DESCRIPTION OF THE TASK: Sort through the data and copy the lines holding the word "London".

Saved data entries:
┌──

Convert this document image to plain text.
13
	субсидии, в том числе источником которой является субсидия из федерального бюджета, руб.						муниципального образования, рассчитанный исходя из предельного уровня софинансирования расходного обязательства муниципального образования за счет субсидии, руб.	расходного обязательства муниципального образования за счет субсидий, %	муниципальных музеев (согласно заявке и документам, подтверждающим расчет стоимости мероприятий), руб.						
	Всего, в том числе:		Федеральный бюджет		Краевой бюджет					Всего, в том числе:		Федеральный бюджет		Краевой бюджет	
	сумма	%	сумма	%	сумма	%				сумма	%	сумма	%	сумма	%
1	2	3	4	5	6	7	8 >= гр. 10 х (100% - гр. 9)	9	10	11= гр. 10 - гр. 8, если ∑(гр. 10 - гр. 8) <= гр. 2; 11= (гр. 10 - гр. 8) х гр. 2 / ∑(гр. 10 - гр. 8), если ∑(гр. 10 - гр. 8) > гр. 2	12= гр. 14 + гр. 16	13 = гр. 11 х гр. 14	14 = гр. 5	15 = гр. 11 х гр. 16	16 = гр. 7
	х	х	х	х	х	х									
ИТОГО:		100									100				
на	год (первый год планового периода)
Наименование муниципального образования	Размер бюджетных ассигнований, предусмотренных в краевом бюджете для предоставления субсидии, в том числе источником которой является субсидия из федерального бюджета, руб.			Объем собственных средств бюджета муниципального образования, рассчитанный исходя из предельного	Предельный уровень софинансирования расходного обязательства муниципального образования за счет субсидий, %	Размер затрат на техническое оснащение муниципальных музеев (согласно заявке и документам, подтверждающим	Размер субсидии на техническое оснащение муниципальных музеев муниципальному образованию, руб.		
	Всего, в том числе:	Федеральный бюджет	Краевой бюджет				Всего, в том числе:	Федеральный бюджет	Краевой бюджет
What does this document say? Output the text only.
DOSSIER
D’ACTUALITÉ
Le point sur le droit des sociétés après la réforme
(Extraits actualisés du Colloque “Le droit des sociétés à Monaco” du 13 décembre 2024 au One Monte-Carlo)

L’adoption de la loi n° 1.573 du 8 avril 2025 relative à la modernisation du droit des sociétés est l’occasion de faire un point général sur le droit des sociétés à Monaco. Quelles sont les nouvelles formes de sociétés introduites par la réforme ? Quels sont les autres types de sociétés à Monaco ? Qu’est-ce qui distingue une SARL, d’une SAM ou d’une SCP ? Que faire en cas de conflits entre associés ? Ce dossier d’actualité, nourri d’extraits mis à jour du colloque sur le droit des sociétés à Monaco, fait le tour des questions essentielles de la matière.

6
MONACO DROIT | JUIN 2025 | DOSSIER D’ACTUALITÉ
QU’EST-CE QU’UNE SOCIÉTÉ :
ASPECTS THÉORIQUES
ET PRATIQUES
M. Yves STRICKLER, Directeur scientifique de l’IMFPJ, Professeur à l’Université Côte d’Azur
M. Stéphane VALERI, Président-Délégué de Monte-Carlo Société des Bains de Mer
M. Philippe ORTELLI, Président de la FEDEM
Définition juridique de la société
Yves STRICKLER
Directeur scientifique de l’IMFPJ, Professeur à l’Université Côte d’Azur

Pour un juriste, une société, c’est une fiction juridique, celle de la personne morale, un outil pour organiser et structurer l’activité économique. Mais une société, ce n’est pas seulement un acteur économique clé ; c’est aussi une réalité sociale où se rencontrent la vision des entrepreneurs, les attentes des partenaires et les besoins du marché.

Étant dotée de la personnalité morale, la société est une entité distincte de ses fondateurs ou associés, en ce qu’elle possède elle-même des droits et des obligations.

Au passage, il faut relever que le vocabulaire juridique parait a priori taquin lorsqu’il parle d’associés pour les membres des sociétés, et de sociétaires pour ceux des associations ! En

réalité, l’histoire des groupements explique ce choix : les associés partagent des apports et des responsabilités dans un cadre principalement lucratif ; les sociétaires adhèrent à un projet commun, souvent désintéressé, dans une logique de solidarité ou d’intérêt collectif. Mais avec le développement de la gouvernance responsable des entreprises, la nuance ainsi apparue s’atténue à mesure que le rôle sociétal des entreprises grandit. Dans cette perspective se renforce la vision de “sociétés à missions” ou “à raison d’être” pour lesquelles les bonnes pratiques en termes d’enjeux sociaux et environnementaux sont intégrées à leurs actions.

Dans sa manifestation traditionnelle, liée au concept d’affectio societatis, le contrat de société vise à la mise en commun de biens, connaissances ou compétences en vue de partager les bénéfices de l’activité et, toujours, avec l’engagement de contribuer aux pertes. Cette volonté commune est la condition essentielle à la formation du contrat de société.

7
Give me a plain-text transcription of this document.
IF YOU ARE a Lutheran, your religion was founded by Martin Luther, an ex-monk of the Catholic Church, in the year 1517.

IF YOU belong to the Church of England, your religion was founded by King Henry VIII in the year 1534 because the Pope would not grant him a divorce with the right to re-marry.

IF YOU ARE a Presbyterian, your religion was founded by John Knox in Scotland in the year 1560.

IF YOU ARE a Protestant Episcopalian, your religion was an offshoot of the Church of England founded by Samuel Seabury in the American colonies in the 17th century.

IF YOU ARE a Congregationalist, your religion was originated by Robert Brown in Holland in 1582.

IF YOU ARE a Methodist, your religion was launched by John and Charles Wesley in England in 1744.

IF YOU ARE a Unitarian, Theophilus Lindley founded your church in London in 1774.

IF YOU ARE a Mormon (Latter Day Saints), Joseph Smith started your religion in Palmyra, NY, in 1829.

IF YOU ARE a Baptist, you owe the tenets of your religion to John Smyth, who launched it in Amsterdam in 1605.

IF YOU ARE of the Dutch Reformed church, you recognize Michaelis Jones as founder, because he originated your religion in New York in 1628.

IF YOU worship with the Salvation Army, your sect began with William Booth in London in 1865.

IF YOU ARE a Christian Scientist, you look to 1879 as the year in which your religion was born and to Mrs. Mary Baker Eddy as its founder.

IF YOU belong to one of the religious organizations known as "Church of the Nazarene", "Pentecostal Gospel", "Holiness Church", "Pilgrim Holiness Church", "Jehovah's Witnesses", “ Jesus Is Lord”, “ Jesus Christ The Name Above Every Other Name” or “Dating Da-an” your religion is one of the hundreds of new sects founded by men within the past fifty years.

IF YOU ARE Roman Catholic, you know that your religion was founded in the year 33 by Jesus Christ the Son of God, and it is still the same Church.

└──

COMPLETE RESPONSE:
IF YOU ARE a Unitarian, Theophilus Lindley founded your church in London in 1774.
IF YOU worship with the Salvation Army, your sect began with William Booth in London in 1865.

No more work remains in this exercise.